▸ **SUPPLIED MATERIAL**:
====================

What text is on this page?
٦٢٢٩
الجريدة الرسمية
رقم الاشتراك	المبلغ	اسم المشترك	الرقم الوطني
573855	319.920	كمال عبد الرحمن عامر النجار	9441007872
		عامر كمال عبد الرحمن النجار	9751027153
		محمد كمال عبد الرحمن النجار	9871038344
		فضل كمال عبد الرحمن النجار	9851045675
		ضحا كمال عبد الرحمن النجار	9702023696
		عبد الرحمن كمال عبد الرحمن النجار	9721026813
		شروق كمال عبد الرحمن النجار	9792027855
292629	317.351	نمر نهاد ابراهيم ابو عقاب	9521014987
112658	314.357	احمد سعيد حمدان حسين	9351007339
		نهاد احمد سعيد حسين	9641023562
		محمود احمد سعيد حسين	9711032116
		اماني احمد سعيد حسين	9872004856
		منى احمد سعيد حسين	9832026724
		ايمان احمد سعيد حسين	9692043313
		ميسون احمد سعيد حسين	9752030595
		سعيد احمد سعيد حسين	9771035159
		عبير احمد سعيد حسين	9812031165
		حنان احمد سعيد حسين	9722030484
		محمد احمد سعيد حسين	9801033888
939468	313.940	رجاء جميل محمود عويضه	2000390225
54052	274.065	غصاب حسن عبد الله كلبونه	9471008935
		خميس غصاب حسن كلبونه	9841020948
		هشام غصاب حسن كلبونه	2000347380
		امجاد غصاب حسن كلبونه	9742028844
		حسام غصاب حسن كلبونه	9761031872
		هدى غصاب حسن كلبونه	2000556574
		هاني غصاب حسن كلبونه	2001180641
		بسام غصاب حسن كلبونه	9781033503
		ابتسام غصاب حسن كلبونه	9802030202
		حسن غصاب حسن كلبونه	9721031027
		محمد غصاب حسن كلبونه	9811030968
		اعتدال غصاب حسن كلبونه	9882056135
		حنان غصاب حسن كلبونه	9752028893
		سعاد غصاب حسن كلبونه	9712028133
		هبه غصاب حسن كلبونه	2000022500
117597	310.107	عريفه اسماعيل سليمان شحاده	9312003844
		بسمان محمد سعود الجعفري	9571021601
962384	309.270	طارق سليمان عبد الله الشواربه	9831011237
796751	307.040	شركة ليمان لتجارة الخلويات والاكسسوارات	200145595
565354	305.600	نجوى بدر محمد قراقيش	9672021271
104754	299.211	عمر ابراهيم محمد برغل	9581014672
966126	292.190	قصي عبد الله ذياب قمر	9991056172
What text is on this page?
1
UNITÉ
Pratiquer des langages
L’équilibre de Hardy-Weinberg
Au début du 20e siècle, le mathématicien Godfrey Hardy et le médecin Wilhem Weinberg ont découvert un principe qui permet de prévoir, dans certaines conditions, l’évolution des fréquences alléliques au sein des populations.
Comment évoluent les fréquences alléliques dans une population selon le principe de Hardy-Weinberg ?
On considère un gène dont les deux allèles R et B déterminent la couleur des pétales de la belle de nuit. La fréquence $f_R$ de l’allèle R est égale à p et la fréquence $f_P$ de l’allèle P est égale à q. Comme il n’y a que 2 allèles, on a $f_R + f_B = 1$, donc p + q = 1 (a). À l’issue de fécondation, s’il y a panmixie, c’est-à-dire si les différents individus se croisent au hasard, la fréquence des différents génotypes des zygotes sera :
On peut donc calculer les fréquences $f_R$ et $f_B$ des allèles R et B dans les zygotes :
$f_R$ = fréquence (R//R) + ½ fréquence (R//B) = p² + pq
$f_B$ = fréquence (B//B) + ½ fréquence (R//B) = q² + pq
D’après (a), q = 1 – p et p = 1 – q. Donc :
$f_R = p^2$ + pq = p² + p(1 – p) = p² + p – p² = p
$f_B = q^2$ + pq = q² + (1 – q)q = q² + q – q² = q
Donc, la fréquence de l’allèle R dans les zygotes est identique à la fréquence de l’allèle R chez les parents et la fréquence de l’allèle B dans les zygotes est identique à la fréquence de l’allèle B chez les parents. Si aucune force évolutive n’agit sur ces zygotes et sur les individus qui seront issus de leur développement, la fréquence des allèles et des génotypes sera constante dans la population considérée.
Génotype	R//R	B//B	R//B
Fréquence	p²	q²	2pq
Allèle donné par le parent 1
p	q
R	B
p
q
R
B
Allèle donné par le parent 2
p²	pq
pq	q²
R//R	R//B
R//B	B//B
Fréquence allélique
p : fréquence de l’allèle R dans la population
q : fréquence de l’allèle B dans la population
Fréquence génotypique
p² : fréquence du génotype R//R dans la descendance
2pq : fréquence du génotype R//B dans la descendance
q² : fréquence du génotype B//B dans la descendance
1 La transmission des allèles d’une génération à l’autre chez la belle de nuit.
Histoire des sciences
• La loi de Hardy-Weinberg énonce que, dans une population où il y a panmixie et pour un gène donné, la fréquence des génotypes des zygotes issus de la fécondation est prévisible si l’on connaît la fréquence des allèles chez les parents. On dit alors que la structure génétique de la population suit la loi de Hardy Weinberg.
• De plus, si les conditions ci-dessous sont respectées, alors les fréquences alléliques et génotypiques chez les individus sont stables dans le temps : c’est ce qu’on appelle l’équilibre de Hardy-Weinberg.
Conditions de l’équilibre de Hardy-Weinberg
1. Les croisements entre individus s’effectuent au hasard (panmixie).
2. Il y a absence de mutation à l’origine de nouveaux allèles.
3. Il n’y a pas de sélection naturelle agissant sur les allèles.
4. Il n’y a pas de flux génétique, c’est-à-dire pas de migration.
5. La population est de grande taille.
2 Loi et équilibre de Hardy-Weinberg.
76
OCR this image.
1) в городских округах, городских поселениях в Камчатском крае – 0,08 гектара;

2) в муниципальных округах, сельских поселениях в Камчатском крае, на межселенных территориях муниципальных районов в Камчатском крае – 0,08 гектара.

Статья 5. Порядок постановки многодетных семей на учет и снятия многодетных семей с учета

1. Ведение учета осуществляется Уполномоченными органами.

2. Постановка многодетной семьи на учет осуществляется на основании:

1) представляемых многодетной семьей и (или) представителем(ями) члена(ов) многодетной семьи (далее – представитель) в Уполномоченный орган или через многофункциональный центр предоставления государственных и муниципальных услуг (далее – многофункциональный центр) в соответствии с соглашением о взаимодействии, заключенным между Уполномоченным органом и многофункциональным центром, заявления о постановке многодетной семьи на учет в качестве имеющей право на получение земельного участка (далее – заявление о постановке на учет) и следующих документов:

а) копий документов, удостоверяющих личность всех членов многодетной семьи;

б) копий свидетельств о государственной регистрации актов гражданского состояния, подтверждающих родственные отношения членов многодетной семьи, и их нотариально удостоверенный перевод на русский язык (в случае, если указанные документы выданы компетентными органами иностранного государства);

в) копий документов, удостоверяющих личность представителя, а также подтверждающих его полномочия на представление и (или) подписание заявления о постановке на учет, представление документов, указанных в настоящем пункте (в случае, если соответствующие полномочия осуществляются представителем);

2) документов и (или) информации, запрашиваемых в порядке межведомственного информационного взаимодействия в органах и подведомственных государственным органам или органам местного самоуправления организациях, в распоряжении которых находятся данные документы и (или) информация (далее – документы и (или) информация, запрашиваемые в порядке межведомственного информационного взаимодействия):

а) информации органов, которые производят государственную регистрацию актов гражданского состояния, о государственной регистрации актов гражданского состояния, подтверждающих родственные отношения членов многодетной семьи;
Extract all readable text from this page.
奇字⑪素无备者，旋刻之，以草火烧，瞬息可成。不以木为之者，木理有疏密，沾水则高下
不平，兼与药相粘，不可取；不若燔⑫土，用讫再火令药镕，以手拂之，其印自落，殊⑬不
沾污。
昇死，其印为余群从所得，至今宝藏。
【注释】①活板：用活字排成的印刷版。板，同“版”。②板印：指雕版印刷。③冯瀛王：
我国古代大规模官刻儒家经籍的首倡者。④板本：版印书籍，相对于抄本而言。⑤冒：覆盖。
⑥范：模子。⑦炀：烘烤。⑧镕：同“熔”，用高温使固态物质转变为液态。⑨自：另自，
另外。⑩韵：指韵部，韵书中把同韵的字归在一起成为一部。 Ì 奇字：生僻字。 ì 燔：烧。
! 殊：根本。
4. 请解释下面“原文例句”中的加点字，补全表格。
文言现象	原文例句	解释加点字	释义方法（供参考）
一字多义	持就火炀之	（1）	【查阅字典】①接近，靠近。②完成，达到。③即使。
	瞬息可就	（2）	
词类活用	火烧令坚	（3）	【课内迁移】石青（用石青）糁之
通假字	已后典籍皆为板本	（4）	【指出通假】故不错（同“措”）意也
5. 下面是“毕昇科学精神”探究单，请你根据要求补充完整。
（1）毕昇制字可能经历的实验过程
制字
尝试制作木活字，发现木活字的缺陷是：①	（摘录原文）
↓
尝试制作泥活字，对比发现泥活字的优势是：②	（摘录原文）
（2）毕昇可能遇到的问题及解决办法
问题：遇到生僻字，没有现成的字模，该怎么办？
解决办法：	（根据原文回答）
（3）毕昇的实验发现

====================

▸ **SHORT PROBLEM**: Each line that holds the word "родственные" is to be copied.

▸ **RESULT BELOW**:
б) копий свидетельств о государственной регистрации актов гражданского состояния, подтверждающих родственные отношения членов многодетной семьи, и их нотариально удостоверенный перевод на русский язык (в случае, если указанные документы выданы компетентными органами иностранного государства);
а) информации органов, которые производят государственную регистрацию актов гражданского состояния, о государственной регистрации актов гражданского состояния, подтверждающих родственные отношения членов многодетной семьи;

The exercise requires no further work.